Lines of data
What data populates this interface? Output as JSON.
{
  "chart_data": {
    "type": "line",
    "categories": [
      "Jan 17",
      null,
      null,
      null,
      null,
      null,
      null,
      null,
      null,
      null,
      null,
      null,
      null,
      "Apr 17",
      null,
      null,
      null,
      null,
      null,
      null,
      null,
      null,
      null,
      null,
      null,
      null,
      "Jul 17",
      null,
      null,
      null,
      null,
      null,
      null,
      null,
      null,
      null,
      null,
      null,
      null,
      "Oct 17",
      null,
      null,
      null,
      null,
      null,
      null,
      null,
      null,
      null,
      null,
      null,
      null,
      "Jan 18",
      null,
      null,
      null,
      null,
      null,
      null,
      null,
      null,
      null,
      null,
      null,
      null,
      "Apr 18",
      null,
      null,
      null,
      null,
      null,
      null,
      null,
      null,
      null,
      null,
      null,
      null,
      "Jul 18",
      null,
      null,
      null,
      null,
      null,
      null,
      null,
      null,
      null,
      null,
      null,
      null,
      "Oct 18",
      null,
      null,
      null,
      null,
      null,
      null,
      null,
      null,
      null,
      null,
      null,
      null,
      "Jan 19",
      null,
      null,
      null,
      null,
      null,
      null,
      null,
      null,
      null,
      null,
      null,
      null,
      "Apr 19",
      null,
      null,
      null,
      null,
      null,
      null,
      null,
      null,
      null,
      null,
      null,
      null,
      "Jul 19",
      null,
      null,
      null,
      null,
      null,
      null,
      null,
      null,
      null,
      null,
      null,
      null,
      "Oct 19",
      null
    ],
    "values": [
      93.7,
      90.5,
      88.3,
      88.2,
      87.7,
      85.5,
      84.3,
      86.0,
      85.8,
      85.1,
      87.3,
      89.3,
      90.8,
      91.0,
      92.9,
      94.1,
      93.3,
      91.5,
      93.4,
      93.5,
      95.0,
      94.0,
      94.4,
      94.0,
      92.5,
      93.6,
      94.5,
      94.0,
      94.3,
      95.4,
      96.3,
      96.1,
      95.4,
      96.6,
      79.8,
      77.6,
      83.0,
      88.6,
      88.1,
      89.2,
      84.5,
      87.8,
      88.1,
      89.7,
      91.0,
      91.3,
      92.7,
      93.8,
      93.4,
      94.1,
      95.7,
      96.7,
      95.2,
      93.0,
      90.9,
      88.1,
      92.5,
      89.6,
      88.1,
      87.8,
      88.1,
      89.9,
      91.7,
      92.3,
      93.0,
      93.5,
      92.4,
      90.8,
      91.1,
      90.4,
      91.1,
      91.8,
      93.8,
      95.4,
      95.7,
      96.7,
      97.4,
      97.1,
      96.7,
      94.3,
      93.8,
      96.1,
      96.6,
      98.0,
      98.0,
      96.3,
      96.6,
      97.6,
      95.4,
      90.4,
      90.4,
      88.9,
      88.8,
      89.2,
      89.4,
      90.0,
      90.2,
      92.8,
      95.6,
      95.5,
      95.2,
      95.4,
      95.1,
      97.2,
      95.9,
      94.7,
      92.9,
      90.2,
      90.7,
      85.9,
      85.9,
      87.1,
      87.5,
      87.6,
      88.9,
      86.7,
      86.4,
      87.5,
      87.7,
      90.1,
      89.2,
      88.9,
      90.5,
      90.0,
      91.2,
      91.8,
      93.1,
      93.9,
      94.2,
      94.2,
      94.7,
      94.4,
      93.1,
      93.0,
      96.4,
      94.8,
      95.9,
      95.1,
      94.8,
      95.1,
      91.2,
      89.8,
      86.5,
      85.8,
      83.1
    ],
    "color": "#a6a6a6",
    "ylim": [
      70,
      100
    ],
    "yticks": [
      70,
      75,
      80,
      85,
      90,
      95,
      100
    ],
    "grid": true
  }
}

**Objective**
Write out the whole listing again, exactly as it stands.

**Result for this task**
What data populates this interface? Output as JSON.
{
  "chart_data": {
    "type": "line",
    "categories": [
      "Jan 17",
      null,
      null,
      null,
      null,
      null,
      null,
      null,
      null,
      null,
      null,
      null,
      null,
      "Apr 17",
      null,
      null,
      null,
      null,
      null,
      null,
      null,
      null,
      null,
      null,
      null,
      null,
      "Jul 17",
      null,
      null,
      null,
      null,
      null,
      null,
      null,
      null,
      null,
      null,
      null,
      null,
      "Oct 17",
      null,
      null,
      null,
      null,
      null,
      null,
      null,
      null,
      null,
      null,
      null,
      null,
      "Jan 18",
      null,
      null,
      null,
      null,
      null,
      null,
      null,
      null,
      null,
      null,
      null,
      null,
      "Apr 18",
      null,
      null,
      null,
      null,
      null,
      null,
      null,
      null,
      null,
      null,
      null,
      null,
      "Jul 18",
      null,
      null,
      null,
      null,
      null,
      null,
      null,
      null,
      null,
      null,
      null,
      null,
      "Oct 18",
      null,
      null,
      null,
      null,
      null,
      null,
      null,
      null,
      null,
      null,
      null,
      null,
      "Jan 19",
      null,
      null,
      null,
      null,
      null,
      null,
      null,
      null,
      null,
      null,
      null,
      null,
      "Apr 19",
      null,
      null,
      null,
      null,
      null,
      null,
      null,
      null,
      null,
      null,
      null,
      null,
      "Jul 19",
      null,
      null,
      null,
      null,
      null,
      null,
      null,
      null,
      null,
      null,
      null,
      null,
      "Oct 19",
      null
    ],
    "values": [
      93.7,
      90.5,
      88.3,
      88.2,
      87.7,
      85.5,
      84.3,
      86.0,
      85.8,
      85.1,
      87.3,
      89.3,
      90.8,
      91.0,
      92.9,
      94.1,
      93.3,
      91.5,
      93.4,
      93.5,
      95.0,
      94.0,
      94.4,
      94.0,
      92.5,
      93.6,
      94.5,
      94.0,
      94.3,
      95.4,
      96.3,
      96.1,
      95.4,
      96.6,
      79.8,
      77.6,
      83.0,
      88.6,
      88.1,
      89.2,
      84.5,
      87.8,
      88.1,
      89.7,
      91.0,
      91.3,
      92.7,
      93.8,
      93.4,
      94.1,
      95.7,
      96.7,
      95.2,
      93.0,
      90.9,
      88.1,
      92.5,
      89.6,
      88.1,
      87.8,
      88.1,
      89.9,
      91.7,
      92.3,
      93.0,
      93.5,
      92.4,
      90.8,
      91.1,
      90.4,
      91.1,
      91.8,
      93.8,
      95.4,
      95.7,
      96.7,
      97.4,
      97.1,
      96.7,
      94.3,
      93.8,
      96.1,
      96.6,
      98.0,
      98.0,
      96.3,
      96.6,
      97.6,
      95.4,
      90.4,
      90.4,
      88.9,
      88.8,
      89.2,
      89.4,
      90.0,
      90.2,
      92.8,
      95.6,
      95.5,
      95.2,
      95.4,
      95.1,
      97.2,
      95.9,
      94.7,
      92.9,
      90.2,
      90.7,
      85.9,
      85.9,
      87.1,
      87.5,
      87.6,
      88.9,
      86.7,
      86.4,
      87.5,
      87.7,
      90.1,
      89.2,
      88.9,
      90.5,
      90.0,
      91.2,
      91.8,
      93.1,
      93.9,
      94.2,
      94.2,
      94.7,
      94.4,
      93.1,
      93.0,
      96.4,
      94.8,
      95.9,
      95.1,
      94.8,
      95.1,
      91.2,
      89.8,
      86.5,
      85.8,
      83.1
    ],
    "color": "#a6a6a6",
    "ylim": [
      70,
      100
    ],
    "yticks": [
      70,
      75,
      80,
      85,
      90,
      95,
      100
    ],
    "grid": true
  }
}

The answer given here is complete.